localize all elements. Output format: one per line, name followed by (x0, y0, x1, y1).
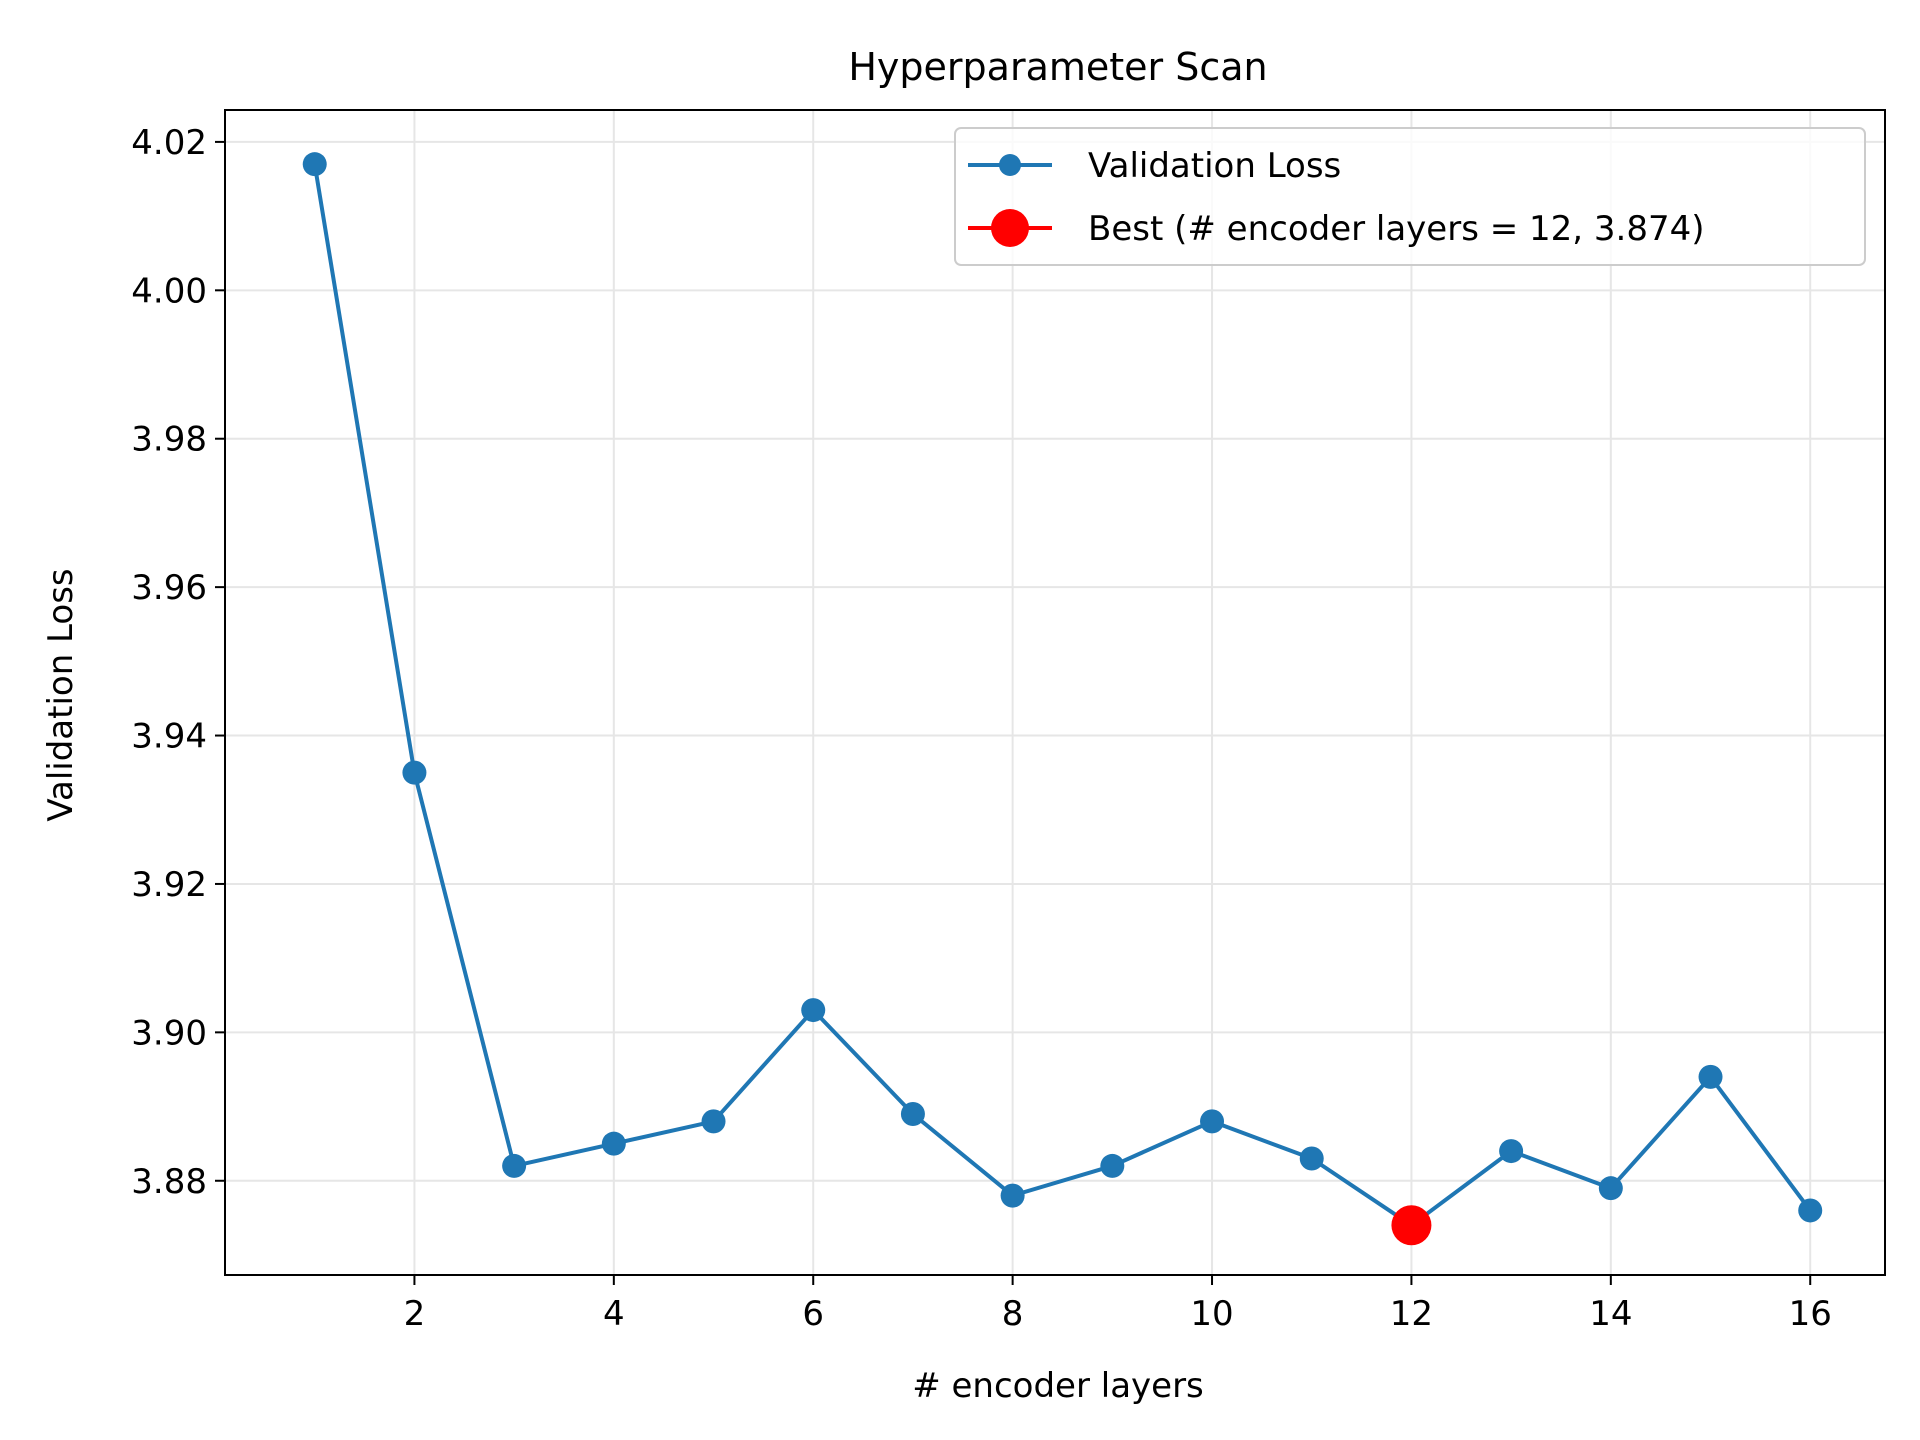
x-tick-label: 10 (1190, 1294, 1233, 1334)
y-axis-label: Validation Loss (41, 568, 81, 821)
y-tick-label: 4.02 (131, 123, 207, 163)
data-point (801, 998, 826, 1023)
data-point (1100, 1153, 1125, 1178)
data-point (1698, 1064, 1723, 1089)
x-tick-label: 4 (603, 1294, 625, 1334)
legend-marker-best (991, 209, 1029, 247)
x-tick-label: 6 (802, 1294, 824, 1334)
series-line-validation-loss (312, 163, 1812, 1228)
y-tick-label: 3.98 (131, 420, 207, 460)
data-point (601, 1131, 626, 1156)
grid-lines (225, 110, 1885, 1275)
data-point (1200, 1109, 1225, 1134)
legend-label-validation-loss: Validation Loss (1088, 146, 1341, 186)
y-tick-label: 3.92 (131, 865, 207, 905)
data-point (701, 1109, 726, 1134)
data-point (1798, 1198, 1823, 1223)
y-tick-label: 3.96 (131, 568, 207, 608)
x-axis-label: # encoder layers (912, 1366, 1204, 1406)
x-tick-label: 8 (1002, 1294, 1024, 1334)
axis-ticks: 2 4 6 8 10 12 14 16 3.88 3.90 3.92 3.94 3.96 3.98 4.00… (131, 123, 1832, 1334)
data-point (1000, 1183, 1025, 1208)
x-tick-label: 16 (1789, 1294, 1832, 1334)
chart-title: Hyperparameter Scan (848, 45, 1267, 89)
plot-frame (224, 109, 1886, 1276)
legend-marker-validation-loss (999, 154, 1021, 176)
data-point (1598, 1176, 1623, 1201)
y-tick-label: 4.00 (131, 271, 207, 311)
x-tick-label: 14 (1589, 1294, 1632, 1334)
y-tick-label: 3.94 (131, 717, 207, 757)
data-point (1499, 1139, 1524, 1164)
y-tick-label: 3.90 (131, 1013, 207, 1053)
legend-label-best: Best (# encoder layers = 12, 3.874) (1088, 209, 1705, 249)
x-tick-label: 2 (404, 1294, 426, 1334)
data-point (302, 152, 327, 177)
data-point (402, 760, 427, 785)
data-point (1299, 1146, 1324, 1171)
legend-box (954, 127, 1866, 266)
y-tick-label: 3.88 (131, 1162, 207, 1202)
x-tick-label: 12 (1390, 1294, 1433, 1334)
best-point-marker (1391, 1205, 1432, 1246)
data-point (900, 1101, 925, 1126)
data-point (502, 1153, 527, 1178)
legend: Validation Loss Best (# encoder layers =… (954, 127, 1866, 266)
data-series (302, 152, 1823, 1246)
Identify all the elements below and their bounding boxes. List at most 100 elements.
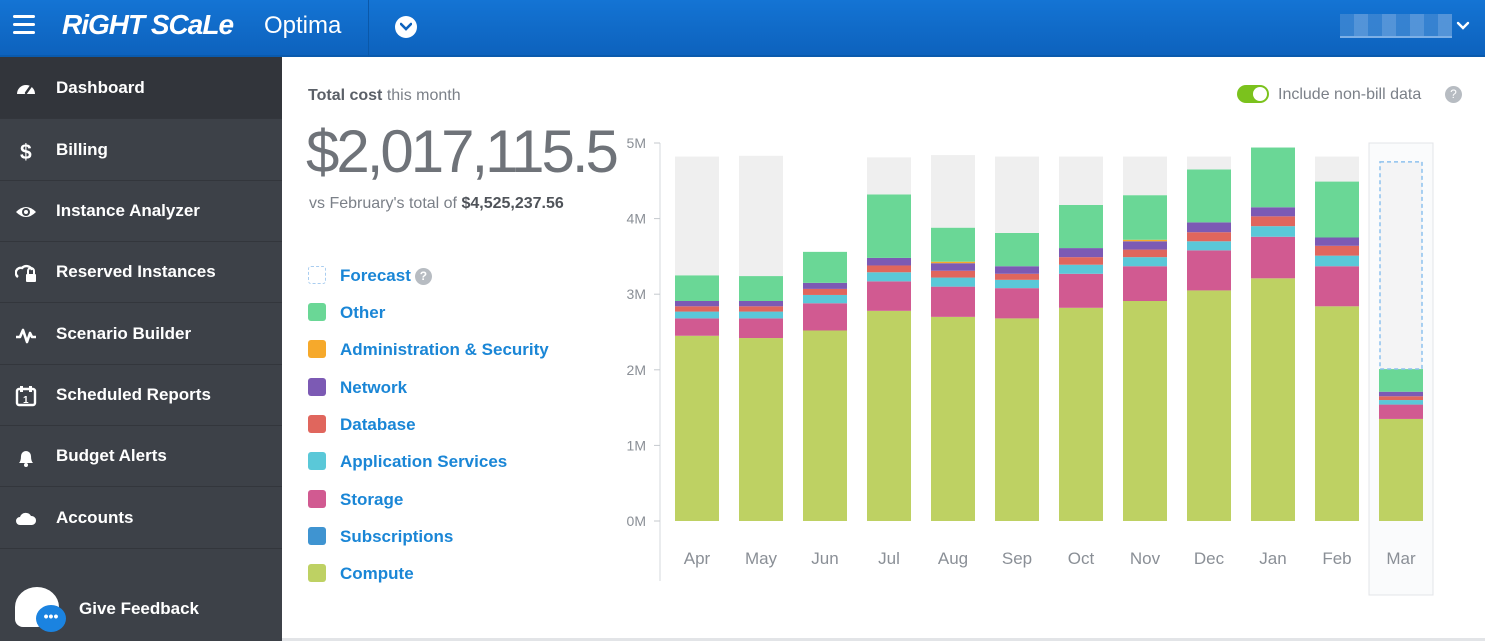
x-tick-label: Jan xyxy=(1259,549,1286,568)
bar-segment-storage xyxy=(675,318,719,336)
bar-segment-database xyxy=(1187,232,1231,242)
give-feedback-button[interactable]: ••• Give Feedback xyxy=(0,569,282,641)
nav-dropdown-button[interactable] xyxy=(395,16,417,38)
bar-segment-application-services xyxy=(1123,257,1167,267)
sidebar-item-reserved-instances[interactable]: Reserved Instances xyxy=(0,241,282,303)
bar-segment-application-services xyxy=(931,277,975,287)
bar-segment-storage xyxy=(1315,266,1359,307)
sidebar-item-scenario-builder[interactable]: Scenario Builder xyxy=(0,303,282,365)
sidebar-item-label: Instance Analyzer xyxy=(56,201,200,220)
bar-segment-storage xyxy=(1187,250,1231,291)
legend-label: Database xyxy=(340,415,416,434)
bar-segment-compute xyxy=(739,338,783,521)
bar-segment-other xyxy=(675,275,719,302)
bar-segment-forecast xyxy=(739,155,783,277)
sidebar-item-accounts[interactable]: Accounts xyxy=(0,487,282,549)
legend-label: Subscriptions xyxy=(340,527,454,546)
legend-swatch xyxy=(308,340,326,358)
product-name: Optima xyxy=(264,12,342,39)
bar-segment-application-services xyxy=(739,311,783,319)
sidebar-item-dashboard[interactable]: Dashboard xyxy=(0,57,282,119)
legend-item-administration-security[interactable]: Administration & Security xyxy=(308,339,578,363)
sidebar-item-label: Budget Alerts xyxy=(56,446,167,465)
bar-segment-application-services xyxy=(675,311,719,319)
bar-segment-storage xyxy=(1379,404,1423,419)
lock-cloud-icon xyxy=(15,264,36,282)
bar-segment-other xyxy=(867,194,911,258)
help-icon[interactable]: ? xyxy=(1445,86,1462,103)
legend-swatch xyxy=(308,564,326,582)
toggle-switch[interactable] xyxy=(1237,85,1269,103)
legend-item-network[interactable]: Network xyxy=(308,377,578,401)
legend-label: Storage xyxy=(340,490,404,509)
bar-segment-storage xyxy=(1123,266,1167,302)
bar-segment-database xyxy=(995,273,1039,280)
legend-item-forecast[interactable]: Forecast? xyxy=(308,265,578,289)
chevron-down-icon[interactable] xyxy=(1456,20,1470,32)
bar-segment-compute xyxy=(1059,307,1103,521)
bar-segment-compute xyxy=(675,335,719,521)
bar-segment-forecast xyxy=(1059,156,1103,205)
bar-segment-forecast xyxy=(931,155,975,228)
bar-segment-network xyxy=(867,257,911,266)
bar-segment-network xyxy=(739,301,783,307)
divider xyxy=(1340,36,1452,38)
bar-segment-forecast xyxy=(1379,161,1423,370)
bar-segment-storage xyxy=(739,318,783,339)
y-tick-label: 5M xyxy=(627,135,646,151)
legend-item-subscriptions[interactable]: Subscriptions xyxy=(308,526,578,550)
bar-segment-compute xyxy=(867,310,911,521)
legend-item-other[interactable]: Other xyxy=(308,302,578,326)
y-tick-label: 2M xyxy=(627,362,646,378)
legend-label: Network xyxy=(340,378,408,397)
legend-item-storage[interactable]: Storage xyxy=(308,489,578,513)
x-tick-label: Oct xyxy=(1068,549,1095,568)
sidebar-item-billing[interactable]: $ Billing xyxy=(0,119,282,181)
bar-segment-forecast xyxy=(1187,156,1231,170)
legend-swatch xyxy=(308,490,326,508)
sidebar-item-label: Reserved Instances xyxy=(56,262,216,281)
sidebar-item-budget-alerts[interactable]: Budget Alerts xyxy=(0,425,282,487)
chevron-down-icon xyxy=(400,22,412,31)
comparison-text: vs February's total of $4,525,237.56 xyxy=(309,195,564,213)
sidebar-item-scheduled-reports[interactable]: 1 Scheduled Reports xyxy=(0,364,282,426)
x-tick-label: Apr xyxy=(684,549,711,568)
x-tick-label: Nov xyxy=(1130,549,1161,568)
help-icon[interactable]: ? xyxy=(414,268,432,285)
x-tick-label: Dec xyxy=(1194,549,1225,568)
bar-segment-database xyxy=(1059,257,1103,265)
bar-segment-database xyxy=(739,306,783,312)
user-name-blurred[interactable] xyxy=(1340,14,1452,36)
legend-item-compute[interactable]: Compute xyxy=(308,563,578,587)
legend-item-application-services[interactable]: Application Services xyxy=(308,451,578,475)
bar-segment-compute xyxy=(1187,290,1231,521)
hamburger-icon[interactable] xyxy=(13,15,35,35)
bar-segment-other xyxy=(1059,204,1103,249)
x-tick-label: Sep xyxy=(1002,549,1032,568)
sidebar-item-label: Scheduled Reports xyxy=(56,385,211,404)
svg-text:$: $ xyxy=(20,141,32,162)
bar-segment-network xyxy=(1059,248,1103,258)
gauge-icon xyxy=(17,84,35,95)
bar-segment-forecast xyxy=(675,156,719,276)
y-tick-label: 0M xyxy=(627,513,646,529)
bar-segment-application-services xyxy=(1379,400,1423,405)
brand-logo[interactable]: RiGHT SCaLe xyxy=(62,9,234,40)
svg-text:1: 1 xyxy=(23,395,29,406)
sidebar-item-instance-analyzer[interactable]: Instance Analyzer xyxy=(0,180,282,242)
bar-segment-storage xyxy=(995,288,1039,319)
bar-segment-other xyxy=(1315,181,1359,238)
legend-label: Forecast? xyxy=(340,266,432,286)
x-tick-label: Mar xyxy=(1386,549,1416,568)
legend-swatch xyxy=(308,527,326,545)
cost-bar-chart: 0M 1M 2M 3M 4M 5M Apr May Jun Jul Aug Sep Oct Nov Dec J… xyxy=(627,135,1434,596)
bar-segment-network xyxy=(995,266,1039,274)
bar-segment-database xyxy=(1379,396,1423,401)
bar-segment-other xyxy=(1187,169,1231,223)
bell-icon xyxy=(19,451,33,467)
bar-segment-storage xyxy=(931,286,975,317)
bar-segment-network xyxy=(1251,207,1295,217)
bar-segment-storage xyxy=(1251,236,1295,279)
bar-segment-network xyxy=(803,282,847,289)
legend-item-database[interactable]: Database xyxy=(308,414,578,438)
--------------------------------------------------
◆ Your objective ◆
Copy out the data word for word, starting with the line that contains "x-tick-label: 10 (1190, 1294, 1233, 1334)" and going on through the line that contains "legend-marker-best (991, 209, 1029, 247)".

◆ Result below ◆
x-tick-label: 10 (1190, 1294, 1233, 1334)
y-axis-label: Validation Loss (41, 568, 81, 821)
y-tick-label: 4.02 (131, 123, 207, 163)
data-point (801, 998, 826, 1023)
data-point (1100, 1153, 1125, 1178)
data-point (1698, 1064, 1723, 1089)
x-tick-label: 4 (603, 1294, 625, 1334)
legend-marker-best (991, 209, 1029, 247)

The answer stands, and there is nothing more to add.